== What the task asks ==
Every record should be copied exactly, except that pictures are to be omitted.

== Input data ==
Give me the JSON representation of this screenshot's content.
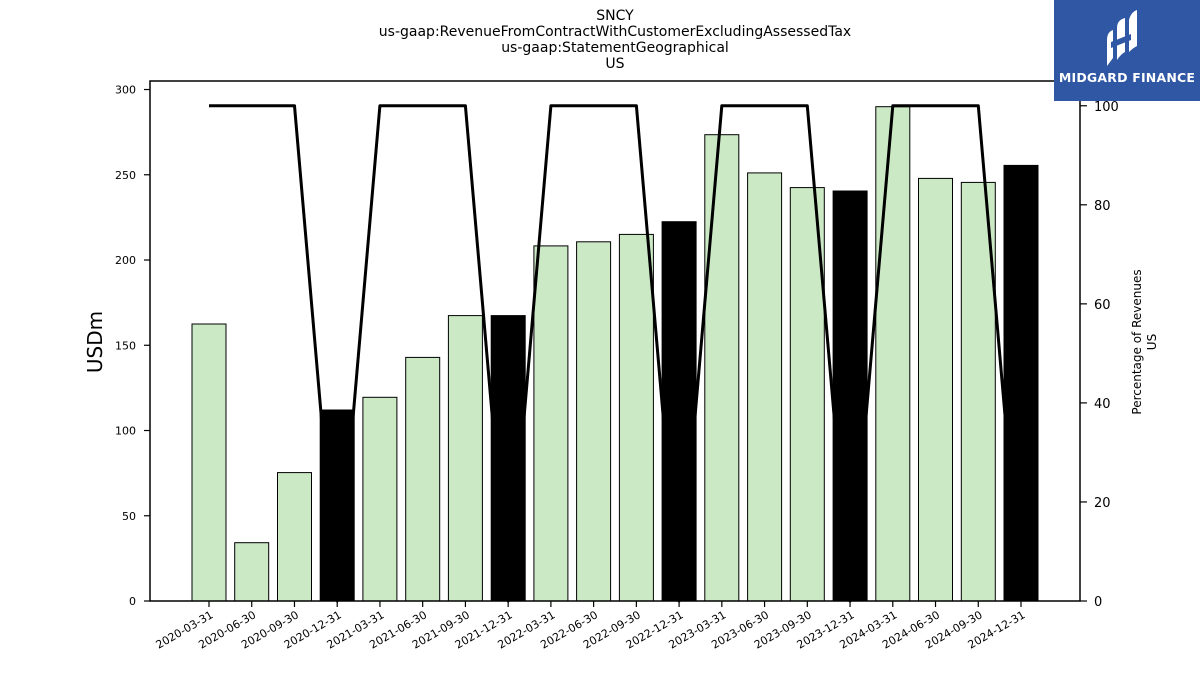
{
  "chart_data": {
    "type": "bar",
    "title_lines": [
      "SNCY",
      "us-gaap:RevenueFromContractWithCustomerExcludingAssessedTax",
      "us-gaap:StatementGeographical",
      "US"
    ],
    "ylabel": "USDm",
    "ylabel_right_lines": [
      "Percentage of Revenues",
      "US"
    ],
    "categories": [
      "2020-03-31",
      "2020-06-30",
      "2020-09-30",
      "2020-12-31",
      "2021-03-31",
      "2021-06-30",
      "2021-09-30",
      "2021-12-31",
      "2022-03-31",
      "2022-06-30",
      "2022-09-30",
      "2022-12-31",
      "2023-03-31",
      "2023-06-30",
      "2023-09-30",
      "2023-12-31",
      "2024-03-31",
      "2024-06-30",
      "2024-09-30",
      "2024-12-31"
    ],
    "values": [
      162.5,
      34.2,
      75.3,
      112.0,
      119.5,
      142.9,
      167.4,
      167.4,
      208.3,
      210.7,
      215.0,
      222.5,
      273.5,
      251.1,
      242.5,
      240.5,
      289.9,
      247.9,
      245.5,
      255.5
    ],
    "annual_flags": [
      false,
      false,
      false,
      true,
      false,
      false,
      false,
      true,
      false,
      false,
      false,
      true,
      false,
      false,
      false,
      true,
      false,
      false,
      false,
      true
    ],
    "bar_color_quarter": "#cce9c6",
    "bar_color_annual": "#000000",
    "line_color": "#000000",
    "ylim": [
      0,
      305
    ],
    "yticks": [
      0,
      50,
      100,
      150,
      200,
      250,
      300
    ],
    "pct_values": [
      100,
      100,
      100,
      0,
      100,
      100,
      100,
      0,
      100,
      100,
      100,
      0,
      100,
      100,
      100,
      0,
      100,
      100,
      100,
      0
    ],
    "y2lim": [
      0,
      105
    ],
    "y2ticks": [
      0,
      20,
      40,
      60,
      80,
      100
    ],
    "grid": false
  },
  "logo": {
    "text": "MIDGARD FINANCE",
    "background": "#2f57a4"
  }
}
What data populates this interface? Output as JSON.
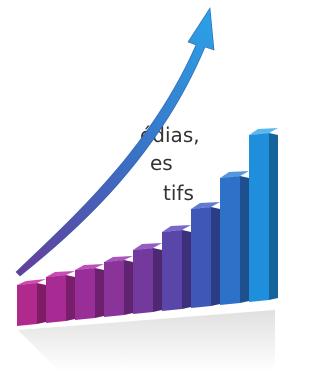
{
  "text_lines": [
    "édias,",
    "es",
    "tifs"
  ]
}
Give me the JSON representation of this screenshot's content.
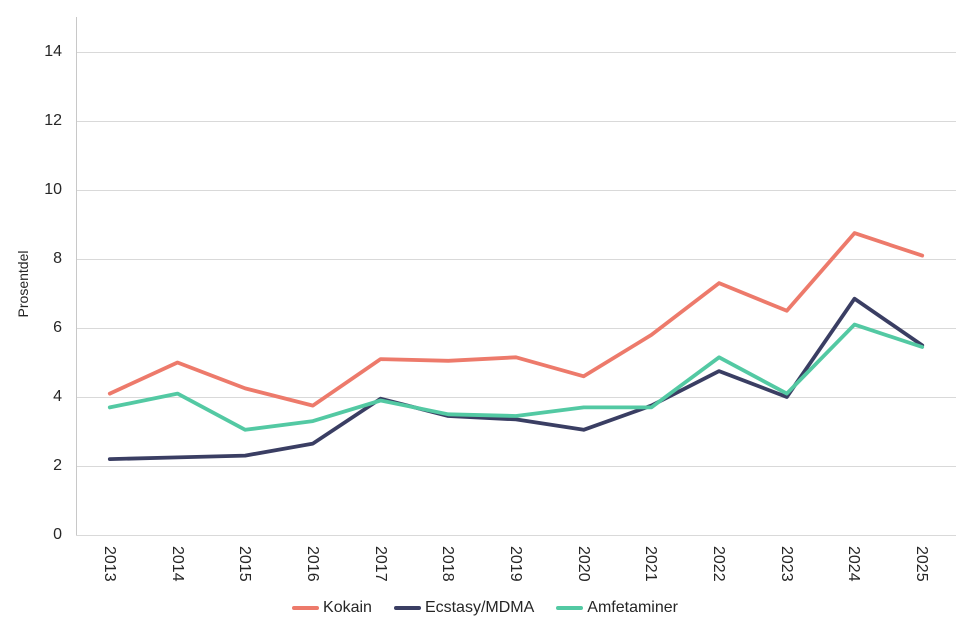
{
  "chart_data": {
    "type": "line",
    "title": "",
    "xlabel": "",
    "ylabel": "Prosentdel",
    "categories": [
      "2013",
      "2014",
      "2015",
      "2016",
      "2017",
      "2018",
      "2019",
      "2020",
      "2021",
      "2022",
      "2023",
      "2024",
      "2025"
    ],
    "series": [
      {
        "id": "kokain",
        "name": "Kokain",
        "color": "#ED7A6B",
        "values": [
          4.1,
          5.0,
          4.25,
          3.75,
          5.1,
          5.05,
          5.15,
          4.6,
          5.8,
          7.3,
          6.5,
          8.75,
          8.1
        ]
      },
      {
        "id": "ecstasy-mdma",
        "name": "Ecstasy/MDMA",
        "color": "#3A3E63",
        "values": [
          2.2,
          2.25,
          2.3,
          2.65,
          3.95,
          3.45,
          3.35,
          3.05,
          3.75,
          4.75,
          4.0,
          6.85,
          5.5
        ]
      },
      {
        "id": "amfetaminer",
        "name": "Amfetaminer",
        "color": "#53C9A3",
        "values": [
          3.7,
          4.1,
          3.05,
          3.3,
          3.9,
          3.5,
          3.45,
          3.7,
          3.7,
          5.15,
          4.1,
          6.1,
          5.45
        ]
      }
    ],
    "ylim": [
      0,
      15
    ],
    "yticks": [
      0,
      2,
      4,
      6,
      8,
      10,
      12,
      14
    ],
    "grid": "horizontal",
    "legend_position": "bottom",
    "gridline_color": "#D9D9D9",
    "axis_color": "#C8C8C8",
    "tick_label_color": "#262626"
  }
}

== Correct result ==
Give me the JSON representation of this screenshot's content.
{
  "chart_data": {
    "type": "bar",
    "title_lines": [
      "SNCY",
      "us-gaap:RevenueFromContractWithCustomerExcludingAssessedTax",
      "us-gaap:StatementGeographical",
      "US"
    ],
    "ylabel": "USDm",
    "ylabel_right_lines": [
      "Percentage of Revenues",
      "US"
    ],
    "categories": [
      "2020-03-31",
      "2020-06-30",
      "2020-09-30",
      "2020-12-31",
      "2021-03-31",
      "2021-06-30",
      "2021-09-30",
      "2021-12-31",
      "2022-03-31",
      "2022-06-30",
      "2022-09-30",
      "2022-12-31",
      "2023-03-31",
      "2023-06-30",
      "2023-09-30",
      "2023-12-31",
      "2024-03-31",
      "2024-06-30",
      "2024-09-30",
      "2024-12-31"
    ],
    "values": [
      162.5,
      34.2,
      75.3,
      112.0,
      119.5,
      142.9,
      167.4,
      167.4,
      208.3,
      210.7,
      215.0,
      222.5,
      273.5,
      251.1,
      242.5,
      240.5,
      289.9,
      247.9,
      245.5,
      255.5
    ],
    "annual_flags": [
      false,
      false,
      false,
      true,
      false,
      false,
      false,
      true,
      false,
      false,
      false,
      true,
      false,
      false,
      false,
      true,
      false,
      false,
      false,
      true
    ],
    "bar_color_quarter": "#cce9c6",
    "bar_color_annual": "#000000",
    "line_color": "#000000",
    "ylim": [
      0,
      305
    ],
    "yticks": [
      0,
      50,
      100,
      150,
      200,
      250,
      300
    ],
    "pct_values": [
      100,
      100,
      100,
      0,
      100,
      100,
      100,
      0,
      100,
      100,
      100,
      0,
      100,
      100,
      100,
      0,
      100,
      100,
      100,
      0
    ],
    "y2lim": [
      0,
      105
    ],
    "y2ticks": [
      0,
      20,
      40,
      60,
      80,
      100
    ],
    "grid": false
  },
  "logo": {
    "text": "MIDGARD FINANCE",
    "background": "#2f57a4"
  }
}
What data populates this interface? Output as JSON.
{
  "text_lines": [
    "édias,",
    "es",
    "tifs"
  ]
}
Give me the JSON representation of this screenshot's content.
{
  "chart_data": {
    "type": "line",
    "title": "",
    "xlabel": "",
    "ylabel": "Prosentdel",
    "categories": [
      "2013",
      "2014",
      "2015",
      "2016",
      "2017",
      "2018",
      "2019",
      "2020",
      "2021",
      "2022",
      "2023",
      "2024",
      "2025"
    ],
    "series": [
      {
        "id": "kokain",
        "name": "Kokain",
        "color": "#ED7A6B",
        "values": [
          4.1,
          5.0,
          4.25,
          3.75,
          5.1,
          5.05,
          5.15,
          4.6,
          5.8,
          7.3,
          6.5,
          8.75,
          8.1
        ]
      },
      {
        "id": "ecstasy-mdma",
        "name": "Ecstasy/MDMA",
        "color": "#3A3E63",
        "values": [
          2.2,
          2.25,
          2.3,
          2.65,
          3.95,
          3.45,
          3.35,
          3.05,
          3.75,
          4.75,
          4.0,
          6.85,
          5.5
        ]
      },
      {
        "id": "amfetaminer",
        "name": "Amfetaminer",
        "color": "#53C9A3",
        "values": [
          3.7,
          4.1,
          3.05,
          3.3,
          3.9,
          3.5,
          3.45,
          3.7,
          3.7,
          5.15,
          4.1,
          6.1,
          5.45
        ]
      }
    ],
    "ylim": [
      0,
      15
    ],
    "yticks": [
      0,
      2,
      4,
      6,
      8,
      10,
      12,
      14
    ],
    "grid": "horizontal",
    "legend_position": "bottom",
    "gridline_color": "#D9D9D9",
    "axis_color": "#C8C8C8",
    "tick_label_color": "#262626"
  }
}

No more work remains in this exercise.